● **Instruction**: From the listing below, pull each line that includes "header".

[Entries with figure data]
#####

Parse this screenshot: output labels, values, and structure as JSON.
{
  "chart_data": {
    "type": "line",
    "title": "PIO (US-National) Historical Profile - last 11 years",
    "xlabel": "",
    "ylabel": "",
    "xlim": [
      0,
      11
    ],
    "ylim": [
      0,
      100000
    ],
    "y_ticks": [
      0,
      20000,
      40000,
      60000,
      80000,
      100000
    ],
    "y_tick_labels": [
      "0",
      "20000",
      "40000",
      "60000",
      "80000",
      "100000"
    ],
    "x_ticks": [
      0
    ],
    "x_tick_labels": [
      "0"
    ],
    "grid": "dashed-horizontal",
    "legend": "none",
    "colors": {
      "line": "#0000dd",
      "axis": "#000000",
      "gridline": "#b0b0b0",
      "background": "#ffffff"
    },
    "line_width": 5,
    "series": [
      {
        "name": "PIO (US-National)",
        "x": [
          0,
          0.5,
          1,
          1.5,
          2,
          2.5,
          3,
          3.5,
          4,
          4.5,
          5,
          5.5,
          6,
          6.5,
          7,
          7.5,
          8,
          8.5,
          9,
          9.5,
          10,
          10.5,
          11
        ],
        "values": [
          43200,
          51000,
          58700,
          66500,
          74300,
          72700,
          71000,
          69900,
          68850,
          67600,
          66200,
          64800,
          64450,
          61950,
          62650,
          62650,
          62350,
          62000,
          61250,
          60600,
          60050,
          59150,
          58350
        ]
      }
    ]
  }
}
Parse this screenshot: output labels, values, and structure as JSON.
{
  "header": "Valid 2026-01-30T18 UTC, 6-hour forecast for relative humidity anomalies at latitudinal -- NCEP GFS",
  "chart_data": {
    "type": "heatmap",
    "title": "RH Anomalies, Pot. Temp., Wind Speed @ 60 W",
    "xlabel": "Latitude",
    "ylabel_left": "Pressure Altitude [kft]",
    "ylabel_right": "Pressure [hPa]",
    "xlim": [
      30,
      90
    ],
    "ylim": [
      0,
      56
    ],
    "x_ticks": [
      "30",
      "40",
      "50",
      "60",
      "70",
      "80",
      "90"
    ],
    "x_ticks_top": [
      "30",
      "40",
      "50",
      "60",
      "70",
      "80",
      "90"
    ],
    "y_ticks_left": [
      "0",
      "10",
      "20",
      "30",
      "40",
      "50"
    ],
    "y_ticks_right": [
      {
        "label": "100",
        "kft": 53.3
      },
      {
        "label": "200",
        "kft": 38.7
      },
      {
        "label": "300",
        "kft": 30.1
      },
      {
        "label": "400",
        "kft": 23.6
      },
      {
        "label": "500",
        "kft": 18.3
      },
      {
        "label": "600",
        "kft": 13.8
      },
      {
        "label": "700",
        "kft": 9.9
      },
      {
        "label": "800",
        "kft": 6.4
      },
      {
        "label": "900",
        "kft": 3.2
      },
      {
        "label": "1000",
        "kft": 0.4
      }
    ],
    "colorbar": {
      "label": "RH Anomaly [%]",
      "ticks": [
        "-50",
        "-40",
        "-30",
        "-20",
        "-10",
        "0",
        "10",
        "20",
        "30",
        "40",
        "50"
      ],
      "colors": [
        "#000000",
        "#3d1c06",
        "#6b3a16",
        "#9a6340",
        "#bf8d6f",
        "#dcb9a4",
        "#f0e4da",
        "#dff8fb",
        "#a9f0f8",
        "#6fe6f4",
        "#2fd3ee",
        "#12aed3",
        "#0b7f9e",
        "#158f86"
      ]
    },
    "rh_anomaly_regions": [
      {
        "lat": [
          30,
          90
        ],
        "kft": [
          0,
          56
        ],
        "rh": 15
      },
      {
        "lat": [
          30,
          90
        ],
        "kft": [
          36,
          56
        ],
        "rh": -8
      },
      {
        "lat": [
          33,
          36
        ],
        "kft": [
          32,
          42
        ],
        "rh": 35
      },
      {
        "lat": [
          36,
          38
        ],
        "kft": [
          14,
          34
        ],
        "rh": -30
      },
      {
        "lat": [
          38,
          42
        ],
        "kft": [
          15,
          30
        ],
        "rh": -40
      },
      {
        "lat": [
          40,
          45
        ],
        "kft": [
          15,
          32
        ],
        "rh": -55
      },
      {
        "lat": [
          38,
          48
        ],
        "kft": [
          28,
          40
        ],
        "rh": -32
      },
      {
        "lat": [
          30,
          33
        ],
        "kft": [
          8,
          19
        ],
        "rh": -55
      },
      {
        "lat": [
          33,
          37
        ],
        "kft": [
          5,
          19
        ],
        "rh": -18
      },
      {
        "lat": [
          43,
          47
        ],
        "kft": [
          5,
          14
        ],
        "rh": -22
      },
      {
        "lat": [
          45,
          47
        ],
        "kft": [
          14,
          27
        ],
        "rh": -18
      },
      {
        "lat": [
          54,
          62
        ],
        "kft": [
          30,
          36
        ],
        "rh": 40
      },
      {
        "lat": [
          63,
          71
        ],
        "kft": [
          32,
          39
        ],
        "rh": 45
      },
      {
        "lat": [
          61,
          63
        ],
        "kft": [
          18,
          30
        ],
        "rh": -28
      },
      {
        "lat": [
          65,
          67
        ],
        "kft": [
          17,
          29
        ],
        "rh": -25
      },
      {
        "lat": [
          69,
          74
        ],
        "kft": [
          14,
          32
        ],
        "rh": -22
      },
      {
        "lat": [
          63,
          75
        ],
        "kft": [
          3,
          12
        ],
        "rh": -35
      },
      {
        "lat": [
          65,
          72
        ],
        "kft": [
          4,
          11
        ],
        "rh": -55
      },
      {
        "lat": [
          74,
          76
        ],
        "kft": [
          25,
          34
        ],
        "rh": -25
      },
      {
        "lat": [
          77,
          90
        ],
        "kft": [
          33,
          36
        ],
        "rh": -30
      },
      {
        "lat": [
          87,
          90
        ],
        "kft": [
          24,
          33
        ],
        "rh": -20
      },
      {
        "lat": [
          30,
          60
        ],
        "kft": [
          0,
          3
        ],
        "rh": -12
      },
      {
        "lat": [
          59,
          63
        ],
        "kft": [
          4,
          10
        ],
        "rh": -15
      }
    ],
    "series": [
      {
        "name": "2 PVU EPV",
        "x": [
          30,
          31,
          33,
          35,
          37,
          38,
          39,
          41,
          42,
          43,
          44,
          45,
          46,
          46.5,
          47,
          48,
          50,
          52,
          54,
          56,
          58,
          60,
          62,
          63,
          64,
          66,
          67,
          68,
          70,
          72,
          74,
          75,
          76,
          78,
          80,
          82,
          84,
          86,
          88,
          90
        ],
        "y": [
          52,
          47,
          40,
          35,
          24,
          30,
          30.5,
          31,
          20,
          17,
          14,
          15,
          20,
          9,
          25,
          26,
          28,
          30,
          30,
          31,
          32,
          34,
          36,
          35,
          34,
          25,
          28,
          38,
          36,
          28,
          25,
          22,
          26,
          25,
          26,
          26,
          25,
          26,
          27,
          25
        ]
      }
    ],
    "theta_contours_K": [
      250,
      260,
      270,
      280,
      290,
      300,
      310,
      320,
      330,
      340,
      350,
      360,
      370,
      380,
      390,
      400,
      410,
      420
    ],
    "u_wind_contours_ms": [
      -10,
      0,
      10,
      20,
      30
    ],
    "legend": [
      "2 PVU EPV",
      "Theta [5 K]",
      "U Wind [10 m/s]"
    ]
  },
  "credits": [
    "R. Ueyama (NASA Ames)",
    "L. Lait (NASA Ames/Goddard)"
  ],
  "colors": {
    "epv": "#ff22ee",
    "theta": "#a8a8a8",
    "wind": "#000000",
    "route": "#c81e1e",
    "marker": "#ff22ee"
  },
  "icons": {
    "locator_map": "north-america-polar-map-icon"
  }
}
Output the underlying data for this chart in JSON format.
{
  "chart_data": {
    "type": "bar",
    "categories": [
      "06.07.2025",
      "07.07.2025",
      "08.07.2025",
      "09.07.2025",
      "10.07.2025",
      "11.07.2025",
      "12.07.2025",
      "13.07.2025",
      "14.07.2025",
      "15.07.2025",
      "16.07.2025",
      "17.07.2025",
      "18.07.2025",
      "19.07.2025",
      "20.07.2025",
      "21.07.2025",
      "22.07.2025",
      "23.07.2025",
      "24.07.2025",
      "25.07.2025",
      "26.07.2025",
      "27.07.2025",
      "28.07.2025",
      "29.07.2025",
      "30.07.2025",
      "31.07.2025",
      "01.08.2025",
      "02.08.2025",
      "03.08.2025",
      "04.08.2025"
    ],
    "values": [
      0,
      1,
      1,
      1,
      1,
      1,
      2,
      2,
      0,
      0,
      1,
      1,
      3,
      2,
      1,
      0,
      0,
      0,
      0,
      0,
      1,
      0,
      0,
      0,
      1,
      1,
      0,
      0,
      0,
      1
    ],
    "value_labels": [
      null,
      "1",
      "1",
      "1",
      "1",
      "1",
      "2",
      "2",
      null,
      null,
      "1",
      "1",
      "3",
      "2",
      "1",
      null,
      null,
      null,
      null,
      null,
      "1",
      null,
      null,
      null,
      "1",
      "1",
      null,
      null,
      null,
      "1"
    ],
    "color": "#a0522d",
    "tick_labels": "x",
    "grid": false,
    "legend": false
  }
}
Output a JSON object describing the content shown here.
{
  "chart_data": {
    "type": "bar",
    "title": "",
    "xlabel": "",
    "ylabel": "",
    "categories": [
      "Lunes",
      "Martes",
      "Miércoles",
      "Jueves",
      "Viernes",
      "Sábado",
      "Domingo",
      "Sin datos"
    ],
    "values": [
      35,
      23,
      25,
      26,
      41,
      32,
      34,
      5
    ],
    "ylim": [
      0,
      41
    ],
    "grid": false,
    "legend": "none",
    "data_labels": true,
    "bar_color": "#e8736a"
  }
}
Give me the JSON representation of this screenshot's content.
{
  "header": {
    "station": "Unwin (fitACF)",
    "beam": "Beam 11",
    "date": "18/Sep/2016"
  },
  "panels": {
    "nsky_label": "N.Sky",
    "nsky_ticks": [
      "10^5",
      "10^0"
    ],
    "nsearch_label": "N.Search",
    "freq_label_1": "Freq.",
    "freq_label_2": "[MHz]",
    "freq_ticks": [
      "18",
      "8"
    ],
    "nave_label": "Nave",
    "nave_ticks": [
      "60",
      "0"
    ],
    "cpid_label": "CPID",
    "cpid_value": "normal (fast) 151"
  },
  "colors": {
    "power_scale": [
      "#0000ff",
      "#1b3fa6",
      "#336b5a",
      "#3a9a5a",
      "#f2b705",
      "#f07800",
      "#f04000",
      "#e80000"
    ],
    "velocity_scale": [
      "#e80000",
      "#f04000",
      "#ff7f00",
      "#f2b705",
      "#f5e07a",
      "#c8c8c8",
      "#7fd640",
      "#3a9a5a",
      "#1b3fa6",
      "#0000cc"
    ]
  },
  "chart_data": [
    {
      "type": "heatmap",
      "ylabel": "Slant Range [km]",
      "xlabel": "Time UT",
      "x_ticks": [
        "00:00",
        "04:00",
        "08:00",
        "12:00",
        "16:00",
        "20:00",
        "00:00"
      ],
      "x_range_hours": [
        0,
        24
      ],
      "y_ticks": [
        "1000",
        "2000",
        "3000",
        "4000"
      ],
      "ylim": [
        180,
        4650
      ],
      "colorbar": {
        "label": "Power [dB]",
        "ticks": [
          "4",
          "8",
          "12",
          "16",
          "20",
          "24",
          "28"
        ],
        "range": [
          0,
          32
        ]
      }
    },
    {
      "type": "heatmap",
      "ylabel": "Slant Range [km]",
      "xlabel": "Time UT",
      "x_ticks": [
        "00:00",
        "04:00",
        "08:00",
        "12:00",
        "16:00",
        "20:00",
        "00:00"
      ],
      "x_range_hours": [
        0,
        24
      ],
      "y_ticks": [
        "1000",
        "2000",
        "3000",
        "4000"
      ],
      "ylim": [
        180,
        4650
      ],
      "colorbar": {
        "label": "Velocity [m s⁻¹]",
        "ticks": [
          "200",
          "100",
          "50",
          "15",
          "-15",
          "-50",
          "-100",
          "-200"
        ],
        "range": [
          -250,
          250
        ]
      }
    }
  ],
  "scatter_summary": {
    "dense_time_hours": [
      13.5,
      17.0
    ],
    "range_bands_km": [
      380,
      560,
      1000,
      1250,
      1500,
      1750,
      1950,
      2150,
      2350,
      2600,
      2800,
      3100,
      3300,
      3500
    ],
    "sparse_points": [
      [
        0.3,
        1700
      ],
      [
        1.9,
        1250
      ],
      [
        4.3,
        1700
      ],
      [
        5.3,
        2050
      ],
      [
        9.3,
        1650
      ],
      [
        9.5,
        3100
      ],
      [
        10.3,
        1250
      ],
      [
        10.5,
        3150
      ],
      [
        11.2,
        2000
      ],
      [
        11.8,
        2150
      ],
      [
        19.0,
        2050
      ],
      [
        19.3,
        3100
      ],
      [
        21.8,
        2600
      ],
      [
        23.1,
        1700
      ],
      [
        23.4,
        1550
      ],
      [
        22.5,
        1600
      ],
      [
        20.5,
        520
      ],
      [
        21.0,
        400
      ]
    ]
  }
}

#####

● **Solution to this exercise**:
  "header": "Valid 2026-01-30T18 UTC, 6-hour forecast for relative humidity anomalies at latitudinal -- NCEP GFS",
  "header": {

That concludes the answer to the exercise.